Plusieurs courbatures plus loin, nous voici finalement arrivés à Angkor. Des temples et des temples, des dizaines et des centaines de ruines. Merveilleux. Les splendeurs d’un siècle passé, surgies de l’oubli. Construits entre le IXe et le XIVe siècle, en plein cœur de la jungle. Une œuvre d'art. Immense. Superbe. Ces temples ont été abandonnés lors du déclin de l'empire Khmer. Puis, complètement enfouis dans la jungle, envahis par la végétation, ils ont été redécouverts, au début du siècle, par les Français. À peine débroussaillés, les Khmers Rouges arrivent et détruisent à nouveau ces temples. Aujourd'hui, le déminage de ce site vient de se terminer et la reconstruction est en cours. Il demeure que ces ruines sont impressionnantes. Nous y avons flâné, entourés, comme il se doit, de plusieurs autres touristes.

Données de prédiction de cadres englobants:
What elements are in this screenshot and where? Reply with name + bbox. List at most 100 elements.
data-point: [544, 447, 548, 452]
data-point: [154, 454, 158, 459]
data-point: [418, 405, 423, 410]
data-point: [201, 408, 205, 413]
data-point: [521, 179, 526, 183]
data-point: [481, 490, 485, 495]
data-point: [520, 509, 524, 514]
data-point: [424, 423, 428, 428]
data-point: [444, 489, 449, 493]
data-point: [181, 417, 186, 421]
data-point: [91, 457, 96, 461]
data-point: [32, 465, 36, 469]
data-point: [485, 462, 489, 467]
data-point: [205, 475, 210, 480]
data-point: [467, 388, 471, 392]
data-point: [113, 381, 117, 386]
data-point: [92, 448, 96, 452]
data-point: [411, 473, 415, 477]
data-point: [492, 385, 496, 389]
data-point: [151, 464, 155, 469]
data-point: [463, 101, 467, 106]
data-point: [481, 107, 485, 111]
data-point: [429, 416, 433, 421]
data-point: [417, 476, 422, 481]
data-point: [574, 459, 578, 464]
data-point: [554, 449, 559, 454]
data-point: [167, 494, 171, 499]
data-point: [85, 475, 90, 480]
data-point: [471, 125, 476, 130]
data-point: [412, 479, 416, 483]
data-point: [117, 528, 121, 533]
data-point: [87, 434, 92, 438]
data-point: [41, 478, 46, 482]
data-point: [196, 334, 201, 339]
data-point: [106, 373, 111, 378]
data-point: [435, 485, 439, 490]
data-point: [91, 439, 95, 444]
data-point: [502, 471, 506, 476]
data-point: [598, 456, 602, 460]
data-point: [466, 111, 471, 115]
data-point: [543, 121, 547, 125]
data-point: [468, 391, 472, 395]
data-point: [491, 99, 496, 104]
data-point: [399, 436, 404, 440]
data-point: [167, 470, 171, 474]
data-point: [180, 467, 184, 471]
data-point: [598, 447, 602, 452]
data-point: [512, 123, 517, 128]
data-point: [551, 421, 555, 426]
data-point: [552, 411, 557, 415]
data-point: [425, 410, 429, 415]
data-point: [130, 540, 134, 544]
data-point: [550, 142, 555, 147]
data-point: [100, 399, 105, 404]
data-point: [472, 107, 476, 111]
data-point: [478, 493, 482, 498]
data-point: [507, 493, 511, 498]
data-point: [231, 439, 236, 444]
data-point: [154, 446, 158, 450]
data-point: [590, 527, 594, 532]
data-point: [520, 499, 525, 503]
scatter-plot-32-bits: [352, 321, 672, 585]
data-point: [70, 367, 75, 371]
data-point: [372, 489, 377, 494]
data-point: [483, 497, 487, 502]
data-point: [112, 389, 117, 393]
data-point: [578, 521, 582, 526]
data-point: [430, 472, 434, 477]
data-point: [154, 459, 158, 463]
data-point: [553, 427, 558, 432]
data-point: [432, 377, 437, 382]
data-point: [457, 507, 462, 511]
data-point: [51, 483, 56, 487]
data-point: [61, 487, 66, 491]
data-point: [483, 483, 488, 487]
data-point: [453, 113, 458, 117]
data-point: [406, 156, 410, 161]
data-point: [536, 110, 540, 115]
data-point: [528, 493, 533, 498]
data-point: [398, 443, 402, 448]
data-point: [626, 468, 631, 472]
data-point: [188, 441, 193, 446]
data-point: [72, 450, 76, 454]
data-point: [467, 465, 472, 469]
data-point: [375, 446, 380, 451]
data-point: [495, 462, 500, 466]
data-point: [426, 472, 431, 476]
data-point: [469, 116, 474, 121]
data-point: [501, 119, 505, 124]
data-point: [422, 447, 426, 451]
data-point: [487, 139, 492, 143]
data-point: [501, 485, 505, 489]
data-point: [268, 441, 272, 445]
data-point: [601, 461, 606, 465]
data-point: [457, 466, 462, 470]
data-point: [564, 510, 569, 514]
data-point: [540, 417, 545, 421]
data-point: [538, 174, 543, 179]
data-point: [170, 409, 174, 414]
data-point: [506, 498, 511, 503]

* _Travail demandé_
1. Restituez sans rien changer le passage du texte sur Angkor qui va de « Plusieurs courbatures plus » jusqu'à « plusieurs autres touristes. ».
2. Reprenez le texte sur Angkor à partir de sa dernière phrase et poursuivez-en la rédaction.
Le matériel ci-dessus provient d'une autre source que le texte sur Angkor.

* _Réponses_
1.
Plusieurs courbatures plus loin, nous voici finalement arrivés à Angkor. Des temples et des temples, des dizaines et des centaines de ruines. Merveilleux. Les splendeurs d’un siècle passé, surgies de l’oubli. Construits entre le IXe et le XIVe siècle, en plein cœur de la jungle. Une œuvre d'art. Immense. Superbe. Ces temples ont été abandonnés lors du déclin de l'empire Khmer. Puis, complètement enfouis dans la jungle, envahis par la végétation, ils ont été redécouverts, au début du siècle, par les Français. À peine débroussaillés, les Khmers Rouges arrivent et détruisent à nouveau ces temples. Aujourd'hui, le déminage de ce site vient de se terminer et la reconstruction est en cours. Il demeure que ces ruines sont impressionnantes. Nous y avons flâné, entourés, comme il se doit, de plusieurs autres touristes.

2.
Après notre visite à Siem Reap et à Angkor, nous avons voyagé par bateau jusqu’à Battambang. Un trajet qui devait, en principe, durer trois heures. Et qui en a duré huit. Nous avons d’abord traversé un immense lac, avant d’aboutir sur une toute petite rivière aux multiples méandres. Le bateau, minuscule, et rempli à capacité, était propulsé par un moteur qui avait quelques ratées. À plusieurs reprises, les Cambodgiens ont dû arrêter le bateau pour réparer le moteur. Rassurant! Côté confort, le bateau était muni de minuscules sièges en bois. Le trajet fut long. Très long. D’autant plus long qu’on savait qu’il devait durer trois heures. Le paysage était plutôt monotone, des champs à perte de vue, des maisons en plastique et des enfants au bord de l’eau. La rivière est étroite et à deux reprises nous évitons une collision avec un bateau plus rapide qui nous frôle à toute vitesse. Je n’apprécie pas beaucoup ce trajet avec les ratées du moteur, le mince banc en bois et les risques de collision, j’ai hâte d’arriver. Nous allons à Battambang, la deuxième plus grande ville du Cambodge. Et toujours, jusqu’à l’horizon, des champs et des champs. Où est cette ville?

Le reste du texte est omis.